## Request
Nothing other than the lines from the one containing "Extract the structured" through the close of the entries below should be printed, each exactly.

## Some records
····················
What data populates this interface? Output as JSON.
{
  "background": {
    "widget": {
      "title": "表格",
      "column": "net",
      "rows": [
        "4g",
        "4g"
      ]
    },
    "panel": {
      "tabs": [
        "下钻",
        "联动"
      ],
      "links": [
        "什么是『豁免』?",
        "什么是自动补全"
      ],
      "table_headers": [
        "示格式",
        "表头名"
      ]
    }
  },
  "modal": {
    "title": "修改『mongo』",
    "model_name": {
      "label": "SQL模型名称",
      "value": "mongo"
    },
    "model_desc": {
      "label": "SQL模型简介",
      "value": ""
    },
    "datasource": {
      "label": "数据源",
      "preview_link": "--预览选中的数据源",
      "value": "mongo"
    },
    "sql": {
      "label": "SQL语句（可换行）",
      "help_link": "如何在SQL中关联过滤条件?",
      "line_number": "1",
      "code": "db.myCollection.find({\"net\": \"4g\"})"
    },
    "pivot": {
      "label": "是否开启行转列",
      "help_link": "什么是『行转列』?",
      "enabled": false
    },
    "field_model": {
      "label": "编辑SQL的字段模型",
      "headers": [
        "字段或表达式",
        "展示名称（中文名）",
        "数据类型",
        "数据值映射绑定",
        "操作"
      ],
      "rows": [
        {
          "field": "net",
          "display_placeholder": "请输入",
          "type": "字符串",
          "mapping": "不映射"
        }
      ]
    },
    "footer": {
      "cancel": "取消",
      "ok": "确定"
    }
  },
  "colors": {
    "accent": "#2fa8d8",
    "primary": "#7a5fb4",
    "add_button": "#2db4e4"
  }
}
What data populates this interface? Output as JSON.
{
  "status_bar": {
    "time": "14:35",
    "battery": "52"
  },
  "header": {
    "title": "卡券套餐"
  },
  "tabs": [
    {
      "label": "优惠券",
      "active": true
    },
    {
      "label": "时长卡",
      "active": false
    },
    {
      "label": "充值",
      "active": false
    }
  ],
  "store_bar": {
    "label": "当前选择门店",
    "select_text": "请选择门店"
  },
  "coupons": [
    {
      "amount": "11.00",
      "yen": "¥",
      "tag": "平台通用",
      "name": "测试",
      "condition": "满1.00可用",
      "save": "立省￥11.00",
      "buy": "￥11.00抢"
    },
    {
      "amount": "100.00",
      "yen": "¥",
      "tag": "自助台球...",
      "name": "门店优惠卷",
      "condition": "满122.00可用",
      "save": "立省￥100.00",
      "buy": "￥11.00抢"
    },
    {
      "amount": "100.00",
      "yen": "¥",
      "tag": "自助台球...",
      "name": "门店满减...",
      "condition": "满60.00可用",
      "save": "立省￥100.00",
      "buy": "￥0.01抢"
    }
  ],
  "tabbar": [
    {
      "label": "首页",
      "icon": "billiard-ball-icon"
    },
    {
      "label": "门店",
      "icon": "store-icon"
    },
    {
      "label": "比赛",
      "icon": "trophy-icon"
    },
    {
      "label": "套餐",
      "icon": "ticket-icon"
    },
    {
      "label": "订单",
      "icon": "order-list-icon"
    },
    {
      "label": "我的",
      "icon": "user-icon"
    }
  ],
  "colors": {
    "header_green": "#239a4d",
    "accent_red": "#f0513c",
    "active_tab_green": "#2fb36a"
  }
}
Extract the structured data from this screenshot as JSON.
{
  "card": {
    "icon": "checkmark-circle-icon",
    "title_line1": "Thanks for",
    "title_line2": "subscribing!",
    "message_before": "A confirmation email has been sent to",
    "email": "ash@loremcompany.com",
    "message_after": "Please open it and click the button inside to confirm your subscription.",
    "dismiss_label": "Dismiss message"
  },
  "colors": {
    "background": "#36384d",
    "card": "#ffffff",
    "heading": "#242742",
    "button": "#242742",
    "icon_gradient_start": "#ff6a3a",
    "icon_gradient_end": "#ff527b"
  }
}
····················
## Answer to the problem
Extract the structured data from this screenshot as JSON.
{
  "card": {
    "icon": "checkmark-circle-icon",
    "title_line1": "Thanks for",
    "title_line2": "subscribing!",
    "message_before": "A confirmation email has been sent to",
    "email": "ash@loremcompany.com",
    "message_after": "Please open it and click the button inside to confirm your subscription.",
    "dismiss_label": "Dismiss message"
  },
  "colors": {
    "background": "#36384d",
    "card": "#ffffff",
    "heading": "#242742",
    "button": "#242742",
    "icon_gradient_start": "#ff6a3a",
    "icon_gradient_end": "#ff527b"
  }
}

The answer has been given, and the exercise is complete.